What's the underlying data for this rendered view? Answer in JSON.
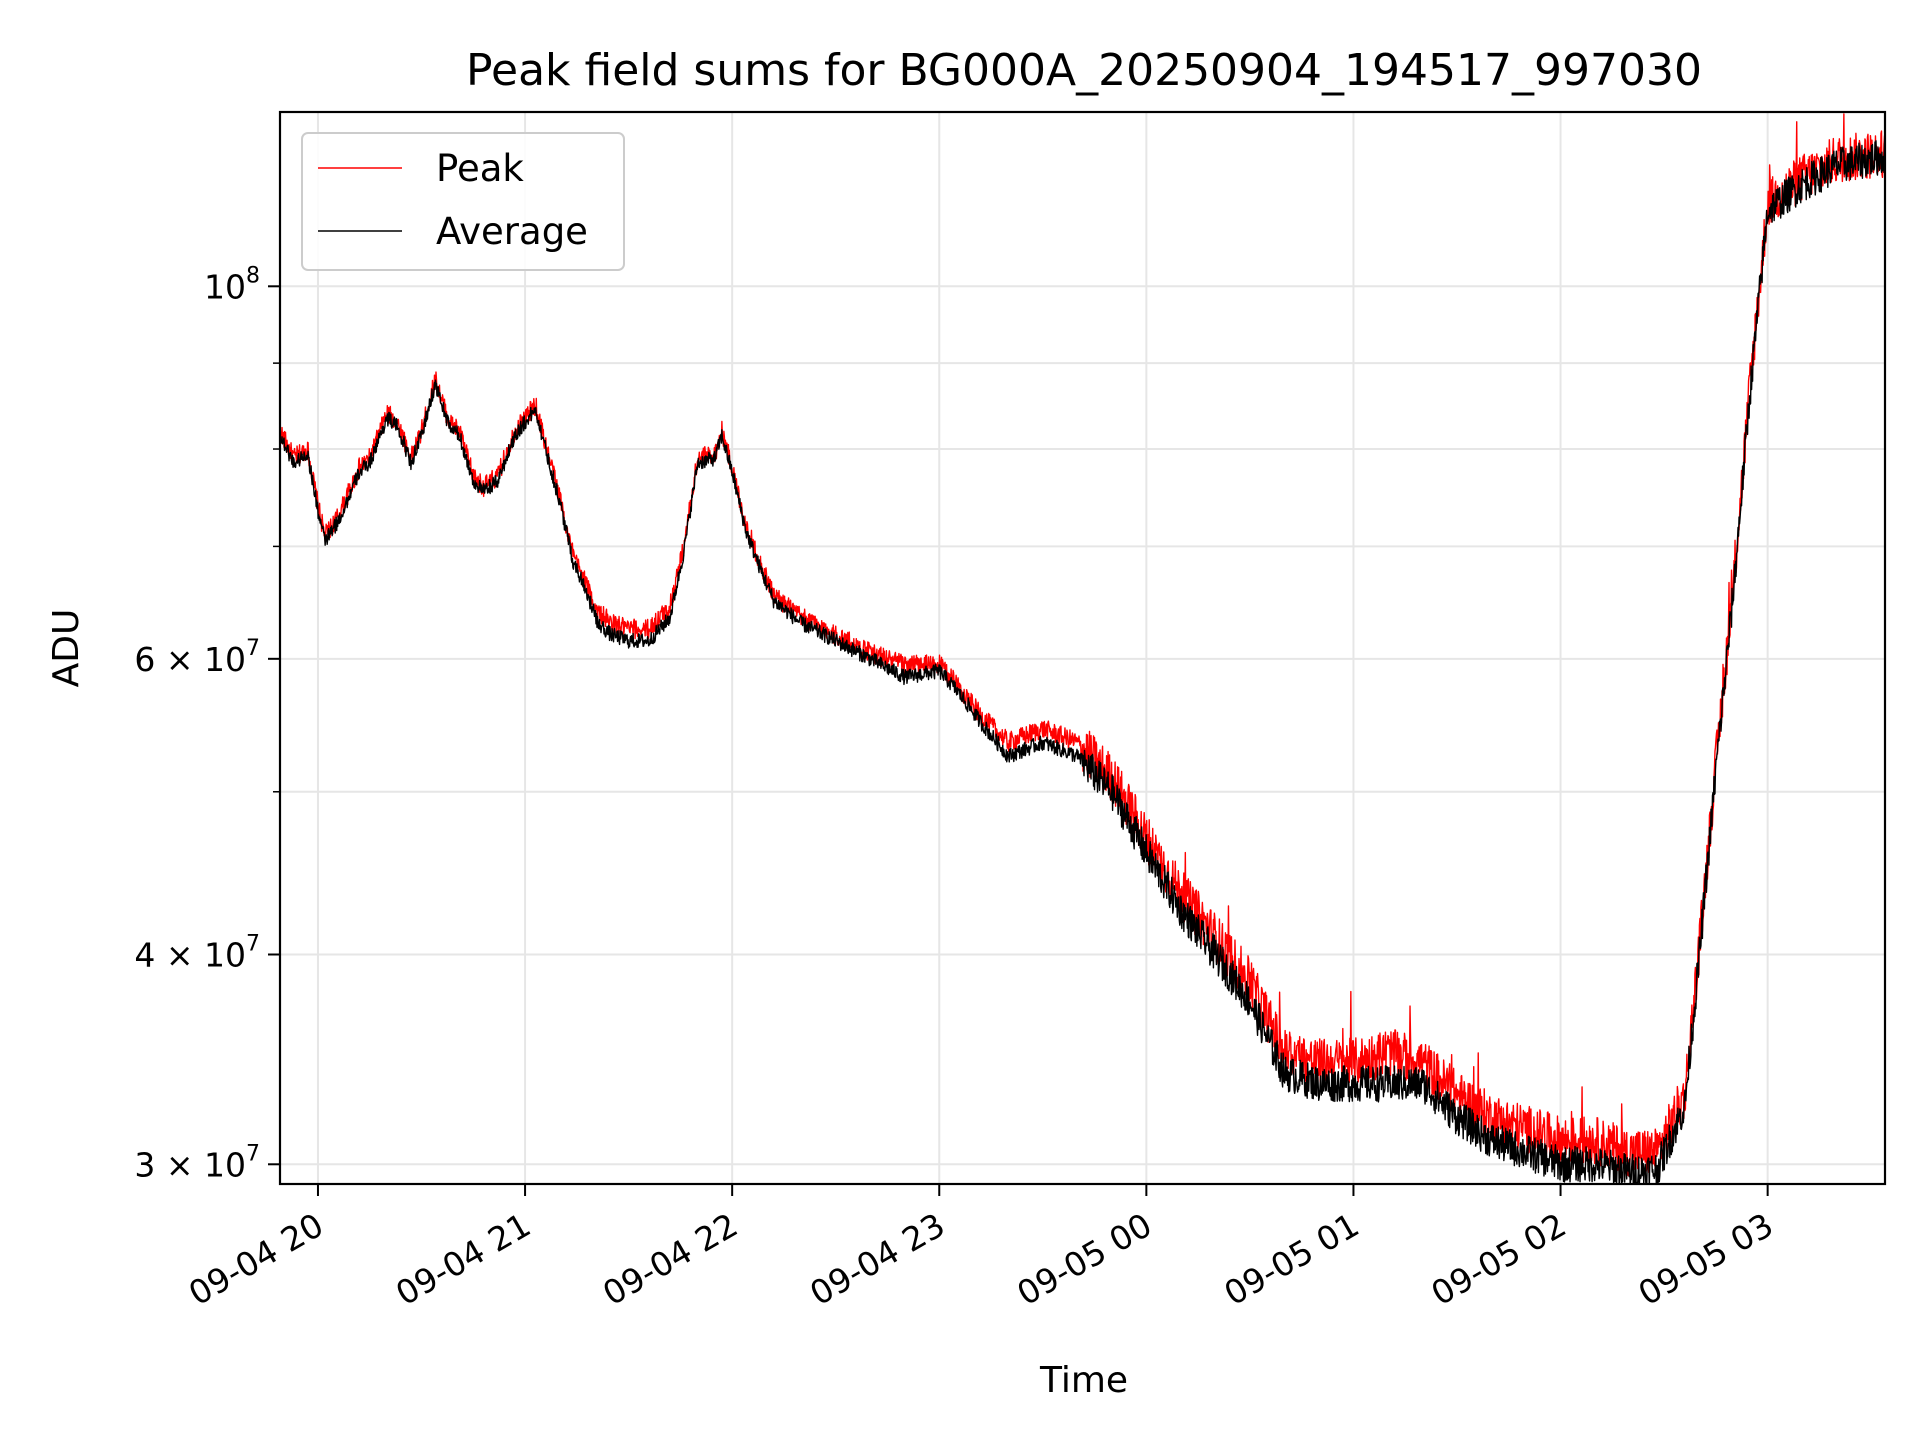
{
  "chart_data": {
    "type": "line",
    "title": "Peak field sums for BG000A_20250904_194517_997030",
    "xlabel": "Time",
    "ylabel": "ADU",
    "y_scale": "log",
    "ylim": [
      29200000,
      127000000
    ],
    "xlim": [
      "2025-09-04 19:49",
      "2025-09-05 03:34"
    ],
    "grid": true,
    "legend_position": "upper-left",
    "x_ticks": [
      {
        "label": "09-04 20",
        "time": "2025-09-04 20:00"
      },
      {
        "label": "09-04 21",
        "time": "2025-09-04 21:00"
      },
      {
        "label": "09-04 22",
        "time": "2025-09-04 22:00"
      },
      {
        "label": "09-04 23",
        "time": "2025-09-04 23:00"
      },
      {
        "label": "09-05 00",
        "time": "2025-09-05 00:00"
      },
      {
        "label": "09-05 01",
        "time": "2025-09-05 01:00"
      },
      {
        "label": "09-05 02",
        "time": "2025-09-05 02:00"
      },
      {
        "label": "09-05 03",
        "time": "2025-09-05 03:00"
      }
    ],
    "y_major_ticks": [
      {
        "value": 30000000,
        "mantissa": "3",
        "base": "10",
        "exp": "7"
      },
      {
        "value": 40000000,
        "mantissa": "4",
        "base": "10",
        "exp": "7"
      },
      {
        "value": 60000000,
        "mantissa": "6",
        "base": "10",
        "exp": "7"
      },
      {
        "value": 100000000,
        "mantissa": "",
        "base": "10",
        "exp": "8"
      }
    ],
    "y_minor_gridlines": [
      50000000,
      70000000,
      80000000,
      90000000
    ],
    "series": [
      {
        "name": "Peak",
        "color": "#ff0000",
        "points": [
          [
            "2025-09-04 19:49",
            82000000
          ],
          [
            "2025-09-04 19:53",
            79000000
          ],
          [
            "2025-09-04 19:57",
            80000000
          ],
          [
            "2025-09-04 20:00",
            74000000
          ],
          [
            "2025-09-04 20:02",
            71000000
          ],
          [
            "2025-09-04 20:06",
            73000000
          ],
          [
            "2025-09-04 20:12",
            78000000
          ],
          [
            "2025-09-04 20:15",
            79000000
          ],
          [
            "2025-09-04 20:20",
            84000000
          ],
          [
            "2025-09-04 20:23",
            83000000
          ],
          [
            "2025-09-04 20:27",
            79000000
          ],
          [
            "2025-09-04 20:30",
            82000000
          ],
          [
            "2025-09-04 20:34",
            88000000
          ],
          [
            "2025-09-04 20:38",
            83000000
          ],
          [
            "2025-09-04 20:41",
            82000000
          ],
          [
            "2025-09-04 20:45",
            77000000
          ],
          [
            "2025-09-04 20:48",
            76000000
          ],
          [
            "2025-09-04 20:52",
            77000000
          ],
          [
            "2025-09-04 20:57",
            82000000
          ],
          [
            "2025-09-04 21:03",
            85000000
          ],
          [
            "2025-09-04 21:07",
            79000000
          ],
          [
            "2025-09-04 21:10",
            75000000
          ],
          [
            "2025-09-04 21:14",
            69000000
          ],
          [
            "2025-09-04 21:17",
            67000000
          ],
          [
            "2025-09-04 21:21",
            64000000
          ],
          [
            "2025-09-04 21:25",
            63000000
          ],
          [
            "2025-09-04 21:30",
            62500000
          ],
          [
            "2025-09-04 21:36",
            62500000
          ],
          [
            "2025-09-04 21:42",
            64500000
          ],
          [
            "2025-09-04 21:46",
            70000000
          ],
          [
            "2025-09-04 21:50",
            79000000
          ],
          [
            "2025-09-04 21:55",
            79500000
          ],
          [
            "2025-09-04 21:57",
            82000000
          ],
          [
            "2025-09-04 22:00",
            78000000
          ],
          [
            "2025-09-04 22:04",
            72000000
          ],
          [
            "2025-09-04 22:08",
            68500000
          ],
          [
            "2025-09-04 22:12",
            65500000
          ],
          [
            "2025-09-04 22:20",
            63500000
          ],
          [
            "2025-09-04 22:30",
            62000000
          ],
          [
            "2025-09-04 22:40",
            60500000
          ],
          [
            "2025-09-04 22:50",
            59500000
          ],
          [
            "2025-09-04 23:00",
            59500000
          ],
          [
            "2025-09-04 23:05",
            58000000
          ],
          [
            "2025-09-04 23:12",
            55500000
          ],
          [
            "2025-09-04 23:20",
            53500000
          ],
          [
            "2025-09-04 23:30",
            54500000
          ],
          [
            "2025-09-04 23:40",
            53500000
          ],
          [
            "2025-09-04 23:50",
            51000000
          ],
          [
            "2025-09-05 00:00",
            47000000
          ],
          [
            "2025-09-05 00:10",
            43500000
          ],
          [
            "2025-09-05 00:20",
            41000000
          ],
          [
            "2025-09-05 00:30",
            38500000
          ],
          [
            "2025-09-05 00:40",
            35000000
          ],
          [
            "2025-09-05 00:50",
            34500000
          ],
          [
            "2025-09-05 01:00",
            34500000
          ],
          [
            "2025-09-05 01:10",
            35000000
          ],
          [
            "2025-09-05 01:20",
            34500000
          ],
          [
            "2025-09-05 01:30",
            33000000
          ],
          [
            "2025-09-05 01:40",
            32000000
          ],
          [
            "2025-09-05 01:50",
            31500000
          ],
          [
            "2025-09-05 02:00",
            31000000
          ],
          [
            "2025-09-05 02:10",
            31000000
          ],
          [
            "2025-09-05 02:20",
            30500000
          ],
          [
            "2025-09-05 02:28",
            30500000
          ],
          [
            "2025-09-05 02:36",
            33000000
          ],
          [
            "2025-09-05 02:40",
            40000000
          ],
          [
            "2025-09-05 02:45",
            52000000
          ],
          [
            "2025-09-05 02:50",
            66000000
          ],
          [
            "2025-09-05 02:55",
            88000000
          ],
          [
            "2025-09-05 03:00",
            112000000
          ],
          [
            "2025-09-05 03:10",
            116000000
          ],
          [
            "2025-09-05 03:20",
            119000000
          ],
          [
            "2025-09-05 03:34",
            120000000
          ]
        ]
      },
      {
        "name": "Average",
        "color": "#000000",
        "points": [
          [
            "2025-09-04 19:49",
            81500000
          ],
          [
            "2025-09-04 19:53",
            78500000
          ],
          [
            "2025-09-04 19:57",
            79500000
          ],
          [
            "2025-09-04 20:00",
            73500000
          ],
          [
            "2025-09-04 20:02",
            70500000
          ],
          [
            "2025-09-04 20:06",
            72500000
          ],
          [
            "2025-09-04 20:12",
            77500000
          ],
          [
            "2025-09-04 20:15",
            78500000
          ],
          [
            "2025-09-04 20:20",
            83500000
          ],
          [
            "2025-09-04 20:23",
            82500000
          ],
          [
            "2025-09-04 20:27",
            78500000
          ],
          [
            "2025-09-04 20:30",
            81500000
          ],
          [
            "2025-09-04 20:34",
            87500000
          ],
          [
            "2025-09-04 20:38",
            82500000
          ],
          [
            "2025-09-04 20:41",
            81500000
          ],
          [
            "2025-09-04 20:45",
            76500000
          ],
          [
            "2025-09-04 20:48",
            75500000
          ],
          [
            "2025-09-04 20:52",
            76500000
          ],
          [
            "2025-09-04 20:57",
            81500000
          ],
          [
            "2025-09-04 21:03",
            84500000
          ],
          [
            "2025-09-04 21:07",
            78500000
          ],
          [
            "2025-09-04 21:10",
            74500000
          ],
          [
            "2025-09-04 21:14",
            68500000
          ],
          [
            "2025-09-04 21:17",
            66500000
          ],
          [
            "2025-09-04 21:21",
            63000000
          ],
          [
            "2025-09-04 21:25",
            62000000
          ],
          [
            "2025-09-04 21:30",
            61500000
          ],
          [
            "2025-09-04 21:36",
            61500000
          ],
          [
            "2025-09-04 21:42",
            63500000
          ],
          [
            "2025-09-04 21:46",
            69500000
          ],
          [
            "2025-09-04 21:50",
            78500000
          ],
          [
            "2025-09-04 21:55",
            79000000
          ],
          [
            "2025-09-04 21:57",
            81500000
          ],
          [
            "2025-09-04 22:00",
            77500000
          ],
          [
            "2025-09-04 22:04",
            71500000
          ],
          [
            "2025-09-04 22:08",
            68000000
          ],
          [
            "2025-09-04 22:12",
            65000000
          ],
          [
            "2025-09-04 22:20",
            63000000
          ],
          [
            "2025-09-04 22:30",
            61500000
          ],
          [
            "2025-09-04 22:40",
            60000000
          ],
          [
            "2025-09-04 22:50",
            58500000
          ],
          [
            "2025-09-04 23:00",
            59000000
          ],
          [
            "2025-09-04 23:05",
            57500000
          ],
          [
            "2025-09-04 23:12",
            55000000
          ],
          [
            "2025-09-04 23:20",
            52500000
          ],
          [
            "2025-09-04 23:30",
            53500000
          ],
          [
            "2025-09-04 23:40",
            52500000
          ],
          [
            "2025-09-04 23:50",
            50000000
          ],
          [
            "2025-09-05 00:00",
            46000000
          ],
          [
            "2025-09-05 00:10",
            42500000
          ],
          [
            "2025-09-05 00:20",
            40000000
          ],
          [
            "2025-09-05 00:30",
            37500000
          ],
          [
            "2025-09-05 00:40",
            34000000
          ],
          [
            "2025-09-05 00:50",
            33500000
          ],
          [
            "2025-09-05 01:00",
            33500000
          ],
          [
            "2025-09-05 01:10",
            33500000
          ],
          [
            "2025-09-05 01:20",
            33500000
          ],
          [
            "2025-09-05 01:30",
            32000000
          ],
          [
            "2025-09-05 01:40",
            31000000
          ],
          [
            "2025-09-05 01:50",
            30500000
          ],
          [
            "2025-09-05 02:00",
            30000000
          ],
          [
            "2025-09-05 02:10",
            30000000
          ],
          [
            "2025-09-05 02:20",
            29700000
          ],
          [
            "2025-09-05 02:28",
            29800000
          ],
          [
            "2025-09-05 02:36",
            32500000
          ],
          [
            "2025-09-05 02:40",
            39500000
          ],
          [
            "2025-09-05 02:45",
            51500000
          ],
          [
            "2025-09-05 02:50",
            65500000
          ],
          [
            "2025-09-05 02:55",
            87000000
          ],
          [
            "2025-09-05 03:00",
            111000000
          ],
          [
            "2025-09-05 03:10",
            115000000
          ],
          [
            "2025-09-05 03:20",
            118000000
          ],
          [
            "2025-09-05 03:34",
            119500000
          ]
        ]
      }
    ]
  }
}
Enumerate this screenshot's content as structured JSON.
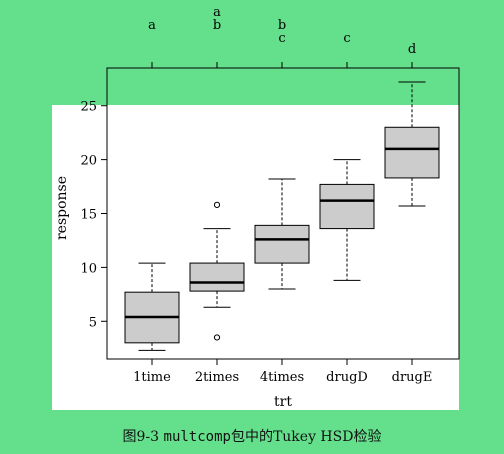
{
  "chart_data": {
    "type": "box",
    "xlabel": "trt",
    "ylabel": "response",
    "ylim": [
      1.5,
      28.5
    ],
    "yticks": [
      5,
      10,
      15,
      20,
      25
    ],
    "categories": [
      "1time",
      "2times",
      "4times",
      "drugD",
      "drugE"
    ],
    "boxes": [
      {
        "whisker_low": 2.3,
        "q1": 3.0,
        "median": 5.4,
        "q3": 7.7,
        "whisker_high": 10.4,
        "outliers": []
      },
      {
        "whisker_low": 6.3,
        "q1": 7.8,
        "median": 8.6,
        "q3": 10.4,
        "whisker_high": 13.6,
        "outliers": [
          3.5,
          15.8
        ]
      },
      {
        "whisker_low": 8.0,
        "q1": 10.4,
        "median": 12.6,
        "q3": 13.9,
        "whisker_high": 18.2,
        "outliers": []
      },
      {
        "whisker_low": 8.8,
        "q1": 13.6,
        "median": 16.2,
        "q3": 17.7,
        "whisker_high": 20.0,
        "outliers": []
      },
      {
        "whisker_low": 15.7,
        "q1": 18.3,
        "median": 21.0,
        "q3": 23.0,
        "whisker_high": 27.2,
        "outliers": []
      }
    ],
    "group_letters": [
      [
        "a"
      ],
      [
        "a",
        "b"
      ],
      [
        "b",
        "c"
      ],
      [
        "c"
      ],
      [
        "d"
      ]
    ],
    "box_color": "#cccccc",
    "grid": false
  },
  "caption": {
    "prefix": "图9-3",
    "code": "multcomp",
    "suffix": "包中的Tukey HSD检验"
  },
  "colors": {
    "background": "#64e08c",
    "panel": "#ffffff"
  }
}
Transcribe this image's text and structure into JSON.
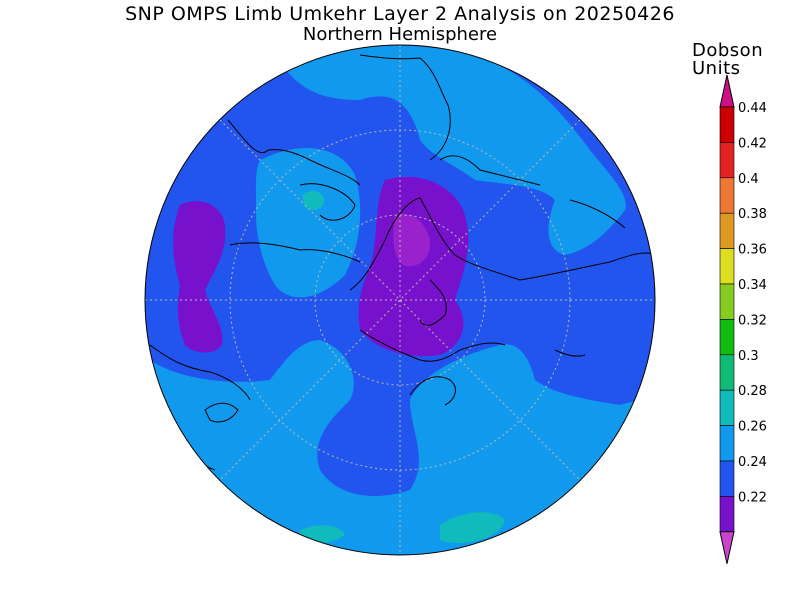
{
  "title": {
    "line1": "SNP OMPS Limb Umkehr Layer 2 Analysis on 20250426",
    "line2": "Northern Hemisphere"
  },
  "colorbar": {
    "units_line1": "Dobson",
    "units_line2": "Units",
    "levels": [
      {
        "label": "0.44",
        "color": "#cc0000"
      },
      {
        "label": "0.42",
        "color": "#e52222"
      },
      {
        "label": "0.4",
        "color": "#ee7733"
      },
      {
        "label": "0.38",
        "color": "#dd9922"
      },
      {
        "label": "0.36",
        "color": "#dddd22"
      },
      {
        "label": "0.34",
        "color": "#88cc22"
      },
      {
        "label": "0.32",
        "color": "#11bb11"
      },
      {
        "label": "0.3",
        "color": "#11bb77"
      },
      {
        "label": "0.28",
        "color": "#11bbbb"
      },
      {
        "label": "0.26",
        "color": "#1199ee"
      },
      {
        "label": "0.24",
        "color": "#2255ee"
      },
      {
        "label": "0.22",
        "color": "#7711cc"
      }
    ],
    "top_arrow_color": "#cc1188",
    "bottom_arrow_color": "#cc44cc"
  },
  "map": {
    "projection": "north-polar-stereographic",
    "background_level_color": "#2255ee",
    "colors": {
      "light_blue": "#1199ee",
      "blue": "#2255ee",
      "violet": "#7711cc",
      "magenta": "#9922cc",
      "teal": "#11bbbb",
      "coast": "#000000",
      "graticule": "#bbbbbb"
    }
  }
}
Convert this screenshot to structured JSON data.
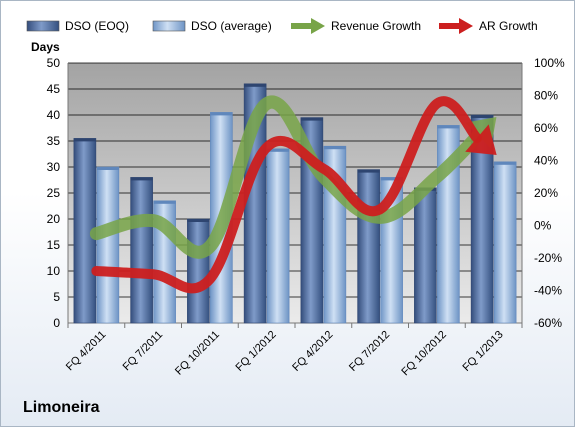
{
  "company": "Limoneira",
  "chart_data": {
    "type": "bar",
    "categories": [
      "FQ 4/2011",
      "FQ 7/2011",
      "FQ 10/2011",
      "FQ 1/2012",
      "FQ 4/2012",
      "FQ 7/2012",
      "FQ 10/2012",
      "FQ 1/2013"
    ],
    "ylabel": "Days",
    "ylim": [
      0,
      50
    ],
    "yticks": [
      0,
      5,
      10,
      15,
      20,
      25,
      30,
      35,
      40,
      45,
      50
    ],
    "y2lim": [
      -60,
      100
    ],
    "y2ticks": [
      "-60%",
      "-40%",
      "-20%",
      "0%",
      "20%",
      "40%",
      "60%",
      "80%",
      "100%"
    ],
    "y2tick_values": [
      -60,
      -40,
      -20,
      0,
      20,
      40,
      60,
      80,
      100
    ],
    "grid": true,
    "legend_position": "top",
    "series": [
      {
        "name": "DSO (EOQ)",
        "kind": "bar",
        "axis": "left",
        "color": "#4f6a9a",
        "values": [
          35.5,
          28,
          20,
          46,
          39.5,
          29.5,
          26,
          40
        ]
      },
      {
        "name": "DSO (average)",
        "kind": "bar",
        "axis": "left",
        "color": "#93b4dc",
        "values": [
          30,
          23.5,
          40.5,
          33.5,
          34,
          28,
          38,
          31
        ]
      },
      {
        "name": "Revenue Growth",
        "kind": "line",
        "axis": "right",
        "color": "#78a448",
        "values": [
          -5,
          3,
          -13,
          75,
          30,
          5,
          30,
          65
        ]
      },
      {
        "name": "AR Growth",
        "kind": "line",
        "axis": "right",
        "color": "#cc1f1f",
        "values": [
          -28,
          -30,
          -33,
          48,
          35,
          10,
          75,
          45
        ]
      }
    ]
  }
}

* * *

Check each line of the records above for "structured", and copy those that have it.

**Expected answer:**
Enumerate this screenshot's content as structured JSON.
Convert this screenshot to structured JSON data.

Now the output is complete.